### Exercise instructions:
Could you repeat the records below exactly, leaving out any pictures?

### Exercise inputs:

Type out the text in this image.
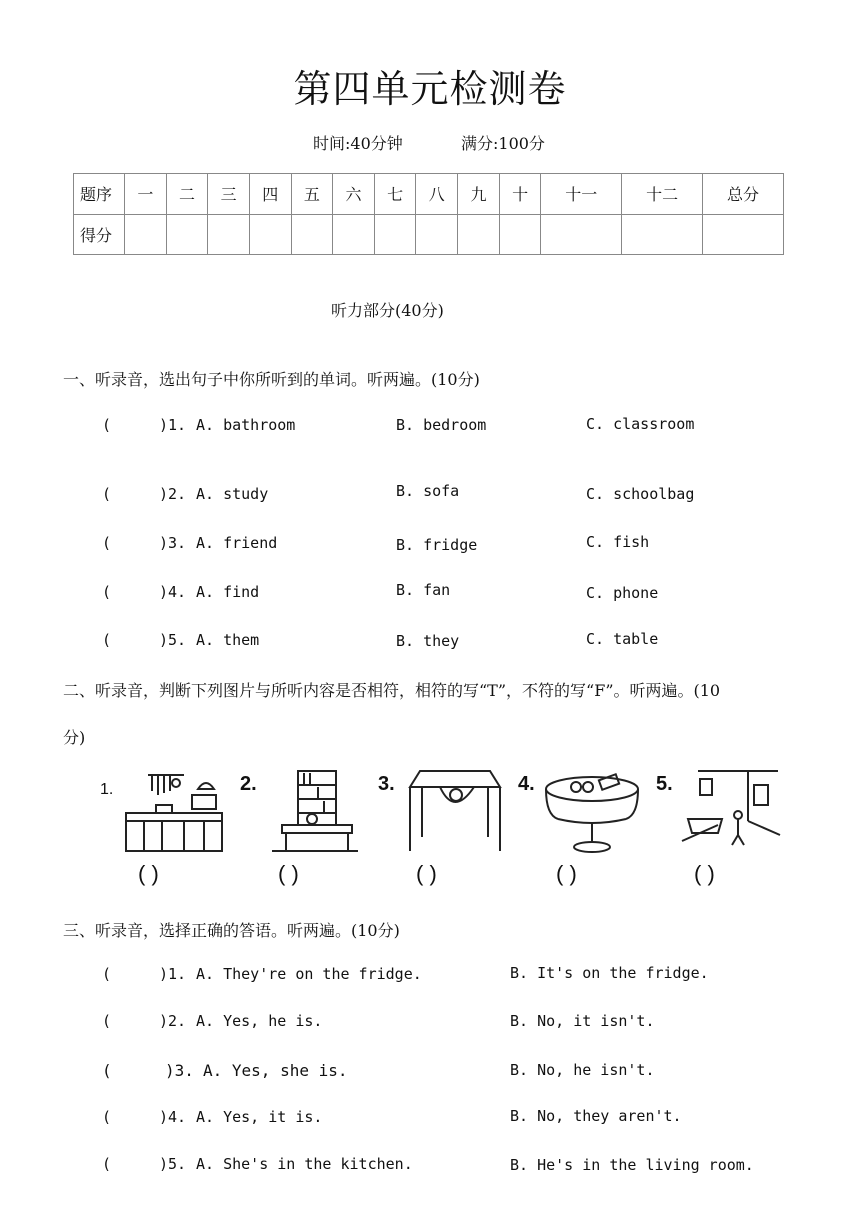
第四单元检测卷
时间:40分钟	满分:100分
题序	一	二	三	四	五	六	七	八	九	十	十一	十二	总分
得分													
听力部分(40分)
一、听录音，选出句子中你所听到的单词。听两遍。(10分)
(	)1. A. bathroom	B. bedroom	C. classroom
(	)2. A. study	B. sofa	C. schoolbag
(	)3. A. friend	B. fridge	C. fish
(	)4. A. find	B. fan	C. phone
(	)5. A. them	B. they	C. table
二、听录音，判断下列图片与所听内容是否相符，相符的写“T”，不符的写“F”。听两遍。(10
分)
1.
( )
2.
( )
3.
( )
4.
( )
5.
( )
三、听录音，选择正确的答语。听两遍。(10分)
(	)1. A. They're on the fridge.	B. It's on the fridge.
(	)2. A. Yes, he is.	B. No, it isn't.
(	)3. A. Yes, she is.	B. No, he isn't.
(	)4. A. Yes, it is.	B. No, they aren't.
(	)5. A. She's in the kitchen.	B. He's in the living room.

### Reply:
Type out the text in this image.
第四单元检测卷
时间:40分钟	满分:100分
题序	一	二	三	四	五	六	七	八	九	十	十一	十二	总分
得分													
听力部分(40分)
一、听录音，选出句子中你所听到的单词。听两遍。(10分)
(	)1. A. bathroom	B. bedroom	C. classroom
(	)2. A. study	B. sofa	C. schoolbag
(	)3. A. friend	B. fridge	C. fish
(	)4. A. find	B. fan	C. phone
(	)5. A. them	B. they	C. table
二、听录音，判断下列图片与所听内容是否相符，相符的写“T”，不符的写“F”。听两遍。(10
分)
1.
( )
2.
( )
3.
( )
4.
( )
5.
( )
三、听录音，选择正确的答语。听两遍。(10分)
(	)1. A. They're on the fridge.	B. It's on the fridge.
(	)2. A. Yes, he is.	B. No, it isn't.
(	)3. A. Yes, she is.	B. No, he isn't.
(	)4. A. Yes, it is.	B. No, they aren't.
(	)5. A. She's in the kitchen.	B. He's in the living room.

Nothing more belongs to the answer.